##### GIVEN RECORDS #####

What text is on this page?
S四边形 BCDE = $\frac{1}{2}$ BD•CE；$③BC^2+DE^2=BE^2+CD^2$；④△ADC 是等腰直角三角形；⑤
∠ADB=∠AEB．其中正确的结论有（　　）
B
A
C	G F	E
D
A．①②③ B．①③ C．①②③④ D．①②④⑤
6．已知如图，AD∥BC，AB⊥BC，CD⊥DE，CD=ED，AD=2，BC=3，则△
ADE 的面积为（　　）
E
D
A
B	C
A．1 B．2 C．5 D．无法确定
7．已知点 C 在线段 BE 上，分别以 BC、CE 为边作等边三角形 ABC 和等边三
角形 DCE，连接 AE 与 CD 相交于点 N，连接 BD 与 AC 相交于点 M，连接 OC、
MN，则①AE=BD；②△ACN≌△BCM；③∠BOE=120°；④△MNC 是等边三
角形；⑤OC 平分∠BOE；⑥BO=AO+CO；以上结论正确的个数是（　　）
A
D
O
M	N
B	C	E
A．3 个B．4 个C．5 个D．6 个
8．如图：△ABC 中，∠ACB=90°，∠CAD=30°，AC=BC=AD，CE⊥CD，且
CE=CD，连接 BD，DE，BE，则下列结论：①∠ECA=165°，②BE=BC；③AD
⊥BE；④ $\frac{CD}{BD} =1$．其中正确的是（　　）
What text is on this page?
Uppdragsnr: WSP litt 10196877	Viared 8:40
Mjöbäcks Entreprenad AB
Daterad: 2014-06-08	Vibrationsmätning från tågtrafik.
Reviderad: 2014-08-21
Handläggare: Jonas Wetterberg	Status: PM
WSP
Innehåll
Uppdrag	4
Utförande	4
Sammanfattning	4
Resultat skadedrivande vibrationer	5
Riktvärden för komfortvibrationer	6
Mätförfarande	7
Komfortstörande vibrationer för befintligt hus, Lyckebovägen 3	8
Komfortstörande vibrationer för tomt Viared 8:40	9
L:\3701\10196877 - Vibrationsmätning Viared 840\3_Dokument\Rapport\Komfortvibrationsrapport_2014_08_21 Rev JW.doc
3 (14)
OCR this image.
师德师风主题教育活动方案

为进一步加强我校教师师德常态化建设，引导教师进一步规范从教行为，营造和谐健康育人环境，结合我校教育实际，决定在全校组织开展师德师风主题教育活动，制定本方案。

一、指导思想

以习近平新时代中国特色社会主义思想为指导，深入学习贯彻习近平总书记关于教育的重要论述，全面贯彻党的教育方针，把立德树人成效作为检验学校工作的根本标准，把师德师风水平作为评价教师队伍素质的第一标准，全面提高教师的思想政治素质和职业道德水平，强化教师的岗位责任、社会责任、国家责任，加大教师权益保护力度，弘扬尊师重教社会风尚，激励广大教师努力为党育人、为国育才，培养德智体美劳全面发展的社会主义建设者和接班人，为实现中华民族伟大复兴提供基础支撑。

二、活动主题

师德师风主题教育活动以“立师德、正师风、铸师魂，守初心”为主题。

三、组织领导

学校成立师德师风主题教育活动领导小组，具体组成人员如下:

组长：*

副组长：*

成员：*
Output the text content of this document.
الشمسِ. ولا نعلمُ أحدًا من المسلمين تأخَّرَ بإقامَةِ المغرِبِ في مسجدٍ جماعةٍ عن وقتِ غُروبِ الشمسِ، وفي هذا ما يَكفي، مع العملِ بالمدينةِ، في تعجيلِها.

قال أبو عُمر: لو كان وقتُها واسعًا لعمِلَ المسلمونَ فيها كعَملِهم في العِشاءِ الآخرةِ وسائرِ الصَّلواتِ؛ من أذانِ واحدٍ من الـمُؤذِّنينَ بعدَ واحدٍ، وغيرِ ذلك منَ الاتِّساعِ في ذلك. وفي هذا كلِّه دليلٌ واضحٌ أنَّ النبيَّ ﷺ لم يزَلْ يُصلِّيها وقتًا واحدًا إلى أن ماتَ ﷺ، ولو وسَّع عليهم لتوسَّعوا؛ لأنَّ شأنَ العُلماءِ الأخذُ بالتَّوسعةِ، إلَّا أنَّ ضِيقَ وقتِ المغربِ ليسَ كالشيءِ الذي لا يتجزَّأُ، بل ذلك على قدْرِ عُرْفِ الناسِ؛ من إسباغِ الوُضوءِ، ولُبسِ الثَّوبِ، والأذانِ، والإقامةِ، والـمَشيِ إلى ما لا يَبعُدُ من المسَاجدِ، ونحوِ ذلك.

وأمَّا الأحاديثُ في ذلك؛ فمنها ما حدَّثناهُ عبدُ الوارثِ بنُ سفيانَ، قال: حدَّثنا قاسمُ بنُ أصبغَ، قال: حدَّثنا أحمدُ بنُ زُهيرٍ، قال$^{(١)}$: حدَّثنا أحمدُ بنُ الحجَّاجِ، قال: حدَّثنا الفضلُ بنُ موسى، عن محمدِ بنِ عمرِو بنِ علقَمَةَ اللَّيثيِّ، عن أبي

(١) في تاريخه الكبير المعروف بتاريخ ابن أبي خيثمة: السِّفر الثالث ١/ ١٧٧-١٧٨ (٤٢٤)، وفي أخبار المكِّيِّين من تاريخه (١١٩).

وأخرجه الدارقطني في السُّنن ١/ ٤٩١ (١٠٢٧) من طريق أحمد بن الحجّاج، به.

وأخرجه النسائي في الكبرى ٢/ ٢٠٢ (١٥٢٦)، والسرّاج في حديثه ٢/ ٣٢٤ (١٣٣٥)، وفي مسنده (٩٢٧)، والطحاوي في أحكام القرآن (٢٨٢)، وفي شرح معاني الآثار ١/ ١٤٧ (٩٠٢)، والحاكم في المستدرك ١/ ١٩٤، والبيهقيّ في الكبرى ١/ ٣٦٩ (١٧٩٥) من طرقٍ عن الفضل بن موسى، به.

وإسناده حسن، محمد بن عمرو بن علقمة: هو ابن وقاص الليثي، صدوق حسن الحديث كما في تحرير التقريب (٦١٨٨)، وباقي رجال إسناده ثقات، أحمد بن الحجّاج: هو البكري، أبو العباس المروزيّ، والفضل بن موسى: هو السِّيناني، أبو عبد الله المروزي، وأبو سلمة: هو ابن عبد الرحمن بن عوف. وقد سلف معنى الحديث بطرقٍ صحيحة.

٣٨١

#####

:: AIM ::
Return the number of lines that include the word "frac", and nothing else.

:: WRITTEN RESPONSE ::
2